— BEGIN Recorded data —

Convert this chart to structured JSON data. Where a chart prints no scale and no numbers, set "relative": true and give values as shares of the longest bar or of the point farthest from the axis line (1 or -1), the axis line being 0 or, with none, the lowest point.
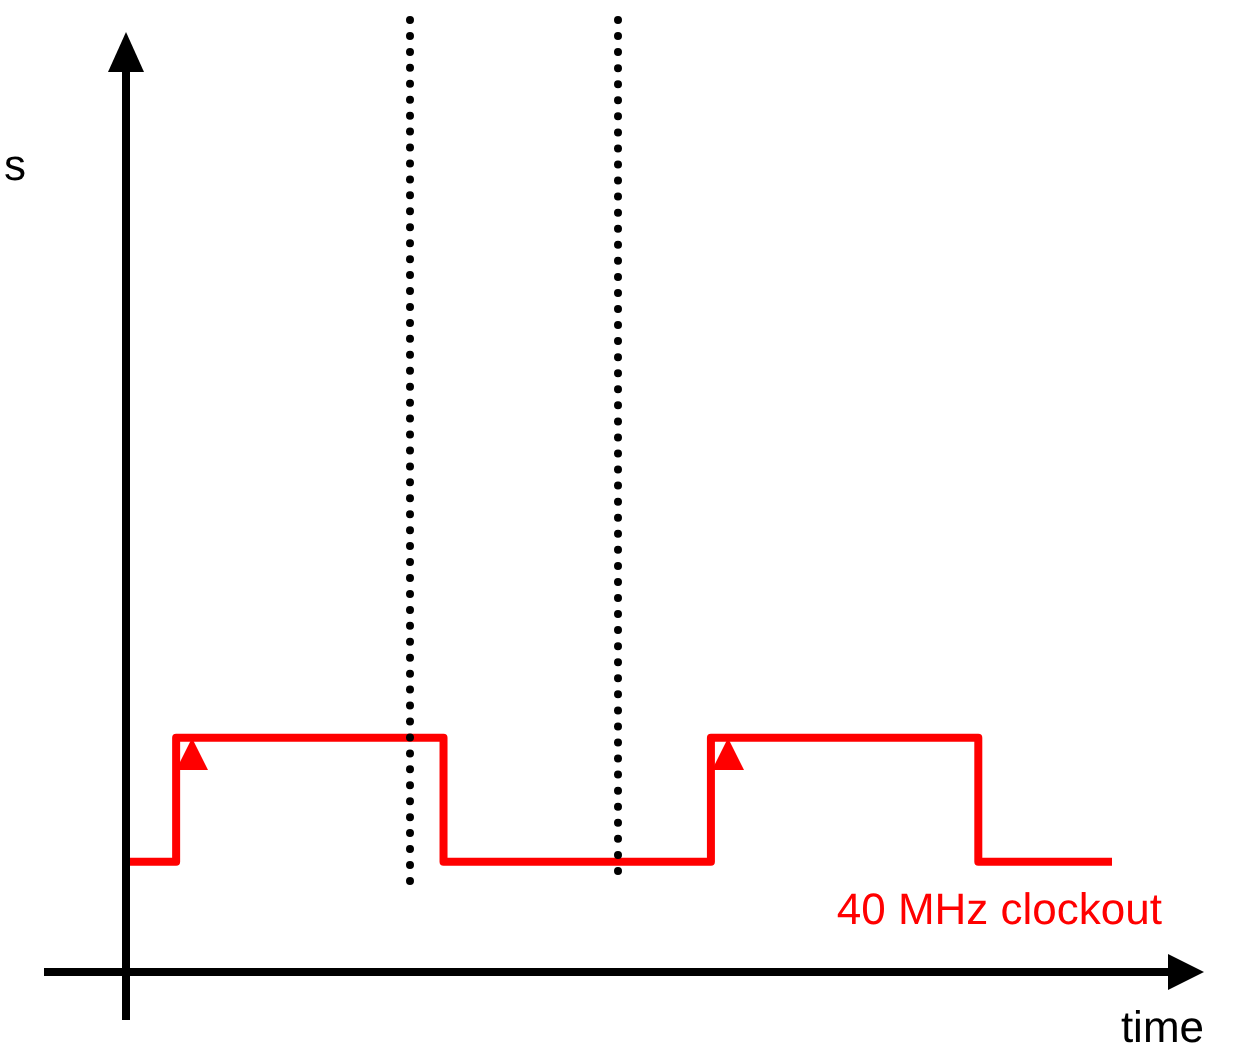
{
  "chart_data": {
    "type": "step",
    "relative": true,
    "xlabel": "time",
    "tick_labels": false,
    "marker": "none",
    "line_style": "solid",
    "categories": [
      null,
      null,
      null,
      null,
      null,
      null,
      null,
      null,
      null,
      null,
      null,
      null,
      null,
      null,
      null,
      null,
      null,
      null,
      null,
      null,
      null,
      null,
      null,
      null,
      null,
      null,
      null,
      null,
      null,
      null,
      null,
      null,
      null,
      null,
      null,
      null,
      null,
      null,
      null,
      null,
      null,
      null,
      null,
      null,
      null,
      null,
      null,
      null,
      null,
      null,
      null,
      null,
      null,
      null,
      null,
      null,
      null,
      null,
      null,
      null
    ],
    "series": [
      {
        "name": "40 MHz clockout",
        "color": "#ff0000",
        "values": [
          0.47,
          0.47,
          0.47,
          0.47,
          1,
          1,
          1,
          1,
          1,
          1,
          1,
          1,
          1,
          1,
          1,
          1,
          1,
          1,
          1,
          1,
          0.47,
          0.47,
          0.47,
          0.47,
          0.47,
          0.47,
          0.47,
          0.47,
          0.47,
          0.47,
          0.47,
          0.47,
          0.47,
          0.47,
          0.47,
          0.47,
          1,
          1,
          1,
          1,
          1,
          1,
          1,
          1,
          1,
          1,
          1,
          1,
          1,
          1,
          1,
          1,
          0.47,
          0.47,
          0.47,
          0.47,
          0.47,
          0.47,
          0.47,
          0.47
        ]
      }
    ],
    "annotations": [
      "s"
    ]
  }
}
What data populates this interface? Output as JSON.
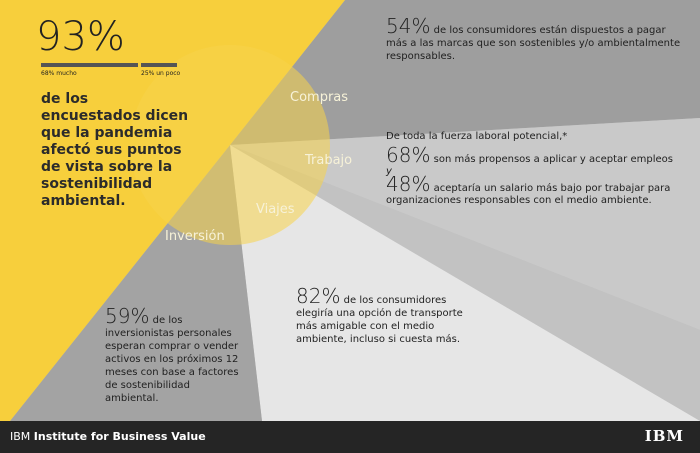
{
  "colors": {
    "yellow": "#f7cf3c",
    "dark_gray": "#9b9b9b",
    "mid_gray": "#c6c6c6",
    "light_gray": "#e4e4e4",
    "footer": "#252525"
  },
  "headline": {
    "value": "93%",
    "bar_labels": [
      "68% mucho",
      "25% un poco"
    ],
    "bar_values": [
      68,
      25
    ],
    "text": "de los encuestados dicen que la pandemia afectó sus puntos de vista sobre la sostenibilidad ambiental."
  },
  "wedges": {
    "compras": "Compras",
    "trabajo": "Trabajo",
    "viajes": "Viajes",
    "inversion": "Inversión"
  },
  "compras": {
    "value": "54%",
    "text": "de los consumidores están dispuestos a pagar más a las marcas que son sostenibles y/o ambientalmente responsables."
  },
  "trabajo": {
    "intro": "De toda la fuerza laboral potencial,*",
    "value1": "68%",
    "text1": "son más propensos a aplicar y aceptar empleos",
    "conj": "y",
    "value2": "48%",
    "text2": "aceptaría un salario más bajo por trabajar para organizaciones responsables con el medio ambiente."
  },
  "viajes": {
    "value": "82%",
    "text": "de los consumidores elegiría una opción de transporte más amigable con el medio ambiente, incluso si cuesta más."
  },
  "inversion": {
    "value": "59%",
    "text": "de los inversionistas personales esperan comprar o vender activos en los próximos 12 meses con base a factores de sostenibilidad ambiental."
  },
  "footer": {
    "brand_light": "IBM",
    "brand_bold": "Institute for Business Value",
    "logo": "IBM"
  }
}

— END Recorded data —

(Exercise objective): Find the string "none" in the entries above and return each line that holds it.

(Solution):
Convert this chart to structured JSON data. Where a chart prints no scale and no numbers, set "relative": true and give values as shares of the longest bar or of the point farthest from the axis line (1 or -1), the axis line being 0 or, with none, the lowest point.
    "marker": "none",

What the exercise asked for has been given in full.